## Entries
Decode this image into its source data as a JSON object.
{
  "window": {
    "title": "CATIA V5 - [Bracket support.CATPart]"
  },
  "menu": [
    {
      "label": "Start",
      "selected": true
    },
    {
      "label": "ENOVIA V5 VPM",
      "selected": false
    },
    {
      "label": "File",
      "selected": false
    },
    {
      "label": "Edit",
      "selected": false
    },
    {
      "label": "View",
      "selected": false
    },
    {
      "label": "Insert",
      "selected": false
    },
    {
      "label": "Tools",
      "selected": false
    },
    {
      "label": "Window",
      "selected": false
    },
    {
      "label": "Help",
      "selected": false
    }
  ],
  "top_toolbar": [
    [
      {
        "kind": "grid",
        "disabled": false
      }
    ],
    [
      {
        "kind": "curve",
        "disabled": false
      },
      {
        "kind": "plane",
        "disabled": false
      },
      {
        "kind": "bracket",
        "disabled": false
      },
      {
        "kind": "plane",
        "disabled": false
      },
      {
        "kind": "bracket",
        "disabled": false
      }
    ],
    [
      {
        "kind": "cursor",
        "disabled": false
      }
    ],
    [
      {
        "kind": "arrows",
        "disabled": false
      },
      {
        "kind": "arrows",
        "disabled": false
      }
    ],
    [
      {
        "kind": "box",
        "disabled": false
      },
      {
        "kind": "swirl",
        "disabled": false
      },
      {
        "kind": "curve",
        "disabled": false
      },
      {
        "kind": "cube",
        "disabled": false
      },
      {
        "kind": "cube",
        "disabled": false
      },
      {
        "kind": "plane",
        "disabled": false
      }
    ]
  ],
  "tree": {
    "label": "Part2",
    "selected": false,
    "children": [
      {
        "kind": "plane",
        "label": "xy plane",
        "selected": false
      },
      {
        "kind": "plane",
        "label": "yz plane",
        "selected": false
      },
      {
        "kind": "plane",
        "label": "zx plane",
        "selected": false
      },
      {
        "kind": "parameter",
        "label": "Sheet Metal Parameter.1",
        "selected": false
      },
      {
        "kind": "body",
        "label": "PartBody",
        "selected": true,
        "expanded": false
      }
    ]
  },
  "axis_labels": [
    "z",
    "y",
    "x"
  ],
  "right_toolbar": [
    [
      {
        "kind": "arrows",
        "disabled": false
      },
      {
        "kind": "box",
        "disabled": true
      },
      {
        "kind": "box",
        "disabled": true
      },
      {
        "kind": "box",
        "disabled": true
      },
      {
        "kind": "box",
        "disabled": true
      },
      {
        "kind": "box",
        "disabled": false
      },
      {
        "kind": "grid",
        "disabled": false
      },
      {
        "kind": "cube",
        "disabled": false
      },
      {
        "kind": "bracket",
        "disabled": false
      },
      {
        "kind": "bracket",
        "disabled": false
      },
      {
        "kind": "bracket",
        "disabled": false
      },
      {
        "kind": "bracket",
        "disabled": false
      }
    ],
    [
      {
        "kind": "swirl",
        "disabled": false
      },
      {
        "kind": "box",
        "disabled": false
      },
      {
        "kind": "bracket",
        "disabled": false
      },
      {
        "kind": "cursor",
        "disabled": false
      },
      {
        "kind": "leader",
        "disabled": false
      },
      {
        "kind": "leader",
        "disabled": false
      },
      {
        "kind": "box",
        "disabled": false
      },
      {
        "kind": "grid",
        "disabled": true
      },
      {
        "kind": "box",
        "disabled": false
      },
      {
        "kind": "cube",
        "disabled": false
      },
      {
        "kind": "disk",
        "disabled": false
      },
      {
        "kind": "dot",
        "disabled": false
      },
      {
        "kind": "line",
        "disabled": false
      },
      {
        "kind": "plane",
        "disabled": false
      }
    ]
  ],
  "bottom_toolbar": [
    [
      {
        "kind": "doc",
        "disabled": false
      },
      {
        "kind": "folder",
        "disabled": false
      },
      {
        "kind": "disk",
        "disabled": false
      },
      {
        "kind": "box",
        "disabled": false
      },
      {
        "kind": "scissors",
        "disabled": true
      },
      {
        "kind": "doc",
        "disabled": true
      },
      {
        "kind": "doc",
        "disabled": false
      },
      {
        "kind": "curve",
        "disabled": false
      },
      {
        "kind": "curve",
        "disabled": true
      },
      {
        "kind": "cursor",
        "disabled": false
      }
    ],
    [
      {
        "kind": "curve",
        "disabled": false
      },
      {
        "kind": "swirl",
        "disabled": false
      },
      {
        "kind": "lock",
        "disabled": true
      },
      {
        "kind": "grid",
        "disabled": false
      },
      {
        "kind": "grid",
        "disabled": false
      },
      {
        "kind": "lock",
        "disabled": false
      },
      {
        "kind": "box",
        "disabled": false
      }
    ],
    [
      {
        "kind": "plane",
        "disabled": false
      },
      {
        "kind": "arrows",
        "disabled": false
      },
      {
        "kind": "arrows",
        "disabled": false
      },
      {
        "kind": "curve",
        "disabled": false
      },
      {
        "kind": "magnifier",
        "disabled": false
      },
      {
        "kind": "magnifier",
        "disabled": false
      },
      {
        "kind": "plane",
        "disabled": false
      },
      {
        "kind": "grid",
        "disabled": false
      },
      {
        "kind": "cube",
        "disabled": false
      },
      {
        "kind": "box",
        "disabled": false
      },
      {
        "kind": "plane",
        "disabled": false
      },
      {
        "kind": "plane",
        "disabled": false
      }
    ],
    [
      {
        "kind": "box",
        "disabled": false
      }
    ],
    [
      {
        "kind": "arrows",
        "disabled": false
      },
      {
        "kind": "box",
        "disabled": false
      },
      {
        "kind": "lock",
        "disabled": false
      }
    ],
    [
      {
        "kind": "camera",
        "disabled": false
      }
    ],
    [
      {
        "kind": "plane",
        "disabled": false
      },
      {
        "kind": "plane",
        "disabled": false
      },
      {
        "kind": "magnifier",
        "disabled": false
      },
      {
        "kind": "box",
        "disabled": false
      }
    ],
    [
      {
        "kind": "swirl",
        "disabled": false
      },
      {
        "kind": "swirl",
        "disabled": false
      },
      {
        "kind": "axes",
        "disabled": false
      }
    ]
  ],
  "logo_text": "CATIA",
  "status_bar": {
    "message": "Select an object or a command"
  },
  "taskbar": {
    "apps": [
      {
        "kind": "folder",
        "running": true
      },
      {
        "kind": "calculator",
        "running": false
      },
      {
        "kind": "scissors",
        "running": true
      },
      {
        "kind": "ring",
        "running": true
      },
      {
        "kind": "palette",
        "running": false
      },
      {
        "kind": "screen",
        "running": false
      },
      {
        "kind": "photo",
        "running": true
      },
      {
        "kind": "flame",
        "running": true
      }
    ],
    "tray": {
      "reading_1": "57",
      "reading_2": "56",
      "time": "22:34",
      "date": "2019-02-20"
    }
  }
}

## Aim
Give an exact repetition of all the material.

## Response for this exercise
Decode this image into its source data as a JSON object.
{
  "window": {
    "title": "CATIA V5 - [Bracket support.CATPart]"
  },
  "menu": [
    {
      "label": "Start",
      "selected": true
    },
    {
      "label": "ENOVIA V5 VPM",
      "selected": false
    },
    {
      "label": "File",
      "selected": false
    },
    {
      "label": "Edit",
      "selected": false
    },
    {
      "label": "View",
      "selected": false
    },
    {
      "label": "Insert",
      "selected": false
    },
    {
      "label": "Tools",
      "selected": false
    },
    {
      "label": "Window",
      "selected": false
    },
    {
      "label": "Help",
      "selected": false
    }
  ],
  "top_toolbar": [
    [
      {
        "kind": "grid",
        "disabled": false
      }
    ],
    [
      {
        "kind": "curve",
        "disabled": false
      },
      {
        "kind": "plane",
        "disabled": false
      },
      {
        "kind": "bracket",
        "disabled": false
      },
      {
        "kind": "plane",
        "disabled": false
      },
      {
        "kind": "bracket",
        "disabled": false
      }
    ],
    [
      {
        "kind": "cursor",
        "disabled": false
      }
    ],
    [
      {
        "kind": "arrows",
        "disabled": false
      },
      {
        "kind": "arrows",
        "disabled": false
      }
    ],
    [
      {
        "kind": "box",
        "disabled": false
      },
      {
        "kind": "swirl",
        "disabled": false
      },
      {
        "kind": "curve",
        "disabled": false
      },
      {
        "kind": "cube",
        "disabled": false
      },
      {
        "kind": "cube",
        "disabled": false
      },
      {
        "kind": "plane",
        "disabled": false
      }
    ]
  ],
  "tree": {
    "label": "Part2",
    "selected": false,
    "children": [
      {
        "kind": "plane",
        "label": "xy plane",
        "selected": false
      },
      {
        "kind": "plane",
        "label": "yz plane",
        "selected": false
      },
      {
        "kind": "plane",
        "label": "zx plane",
        "selected": false
      },
      {
        "kind": "parameter",
        "label": "Sheet Metal Parameter.1",
        "selected": false
      },
      {
        "kind": "body",
        "label": "PartBody",
        "selected": true,
        "expanded": false
      }
    ]
  },
  "axis_labels": [
    "z",
    "y",
    "x"
  ],
  "right_toolbar": [
    [
      {
        "kind": "arrows",
        "disabled": false
      },
      {
        "kind": "box",
        "disabled": true
      },
      {
        "kind": "box",
        "disabled": true
      },
      {
        "kind": "box",
        "disabled": true
      },
      {
        "kind": "box",
        "disabled": true
      },
      {
        "kind": "box",
        "disabled": false
      },
      {
        "kind": "grid",
        "disabled": false
      },
      {
        "kind": "cube",
        "disabled": false
      },
      {
        "kind": "bracket",
        "disabled": false
      },
      {
        "kind": "bracket",
        "disabled": false
      },
      {
        "kind": "bracket",
        "disabled": false
      },
      {
        "kind": "bracket",
        "disabled": false
      }
    ],
    [
      {
        "kind": "swirl",
        "disabled": false
      },
      {
        "kind": "box",
        "disabled": false
      },
      {
        "kind": "bracket",
        "disabled": false
      },
      {
        "kind": "cursor",
        "disabled": false
      },
      {
        "kind": "leader",
        "disabled": false
      },
      {
        "kind": "leader",
        "disabled": false
      },
      {
        "kind": "box",
        "disabled": false
      },
      {
        "kind": "grid",
        "disabled": true
      },
      {
        "kind": "box",
        "disabled": false
      },
      {
        "kind": "cube",
        "disabled": false
      },
      {
        "kind": "disk",
        "disabled": false
      },
      {
        "kind": "dot",
        "disabled": false
      },
      {
        "kind": "line",
        "disabled": false
      },
      {
        "kind": "plane",
        "disabled": false
      }
    ]
  ],
  "bottom_toolbar": [
    [
      {
        "kind": "doc",
        "disabled": false
      },
      {
        "kind": "folder",
        "disabled": false
      },
      {
        "kind": "disk",
        "disabled": false
      },
      {
        "kind": "box",
        "disabled": false
      },
      {
        "kind": "scissors",
        "disabled": true
      },
      {
        "kind": "doc",
        "disabled": true
      },
      {
        "kind": "doc",
        "disabled": false
      },
      {
        "kind": "curve",
        "disabled": false
      },
      {
        "kind": "curve",
        "disabled": true
      },
      {
        "kind": "cursor",
        "disabled": false
      }
    ],
    [
      {
        "kind": "curve",
        "disabled": false
      },
      {
        "kind": "swirl",
        "disabled": false
      },
      {
        "kind": "lock",
        "disabled": true
      },
      {
        "kind": "grid",
        "disabled": false
      },
      {
        "kind": "grid",
        "disabled": false
      },
      {
        "kind": "lock",
        "disabled": false
      },
      {
        "kind": "box",
        "disabled": false
      }
    ],
    [
      {
        "kind": "plane",
        "disabled": false
      },
      {
        "kind": "arrows",
        "disabled": false
      },
      {
        "kind": "arrows",
        "disabled": false
      },
      {
        "kind": "curve",
        "disabled": false
      },
      {
        "kind": "magnifier",
        "disabled": false
      },
      {
        "kind": "magnifier",
        "disabled": false
      },
      {
        "kind": "plane",
        "disabled": false
      },
      {
        "kind": "grid",
        "disabled": false
      },
      {
        "kind": "cube",
        "disabled": false
      },
      {
        "kind": "box",
        "disabled": false
      },
      {
        "kind": "plane",
        "disabled": false
      },
      {
        "kind": "plane",
        "disabled": false
      }
    ],
    [
      {
        "kind": "box",
        "disabled": false
      }
    ],
    [
      {
        "kind": "arrows",
        "disabled": false
      },
      {
        "kind": "box",
        "disabled": false
      },
      {
        "kind": "lock",
        "disabled": false
      }
    ],
    [
      {
        "kind": "camera",
        "disabled": false
      }
    ],
    [
      {
        "kind": "plane",
        "disabled": false
      },
      {
        "kind": "plane",
        "disabled": false
      },
      {
        "kind": "magnifier",
        "disabled": false
      },
      {
        "kind": "box",
        "disabled": false
      }
    ],
    [
      {
        "kind": "swirl",
        "disabled": false
      },
      {
        "kind": "swirl",
        "disabled": false
      },
      {
        "kind": "axes",
        "disabled": false
      }
    ]
  ],
  "logo_text": "CATIA",
  "status_bar": {
    "message": "Select an object or a command"
  },
  "taskbar": {
    "apps": [
      {
        "kind": "folder",
        "running": true
      },
      {
        "kind": "calculator",
        "running": false
      },
      {
        "kind": "scissors",
        "running": true
      },
      {
        "kind": "ring",
        "running": true
      },
      {
        "kind": "palette",
        "running": false
      },
      {
        "kind": "screen",
        "running": false
      },
      {
        "kind": "photo",
        "running": true
      },
      {
        "kind": "flame",
        "running": true
      }
    ],
    "tray": {
      "reading_1": "57",
      "reading_2": "56",
      "time": "22:34",
      "date": "2019-02-20"
    }
  }
}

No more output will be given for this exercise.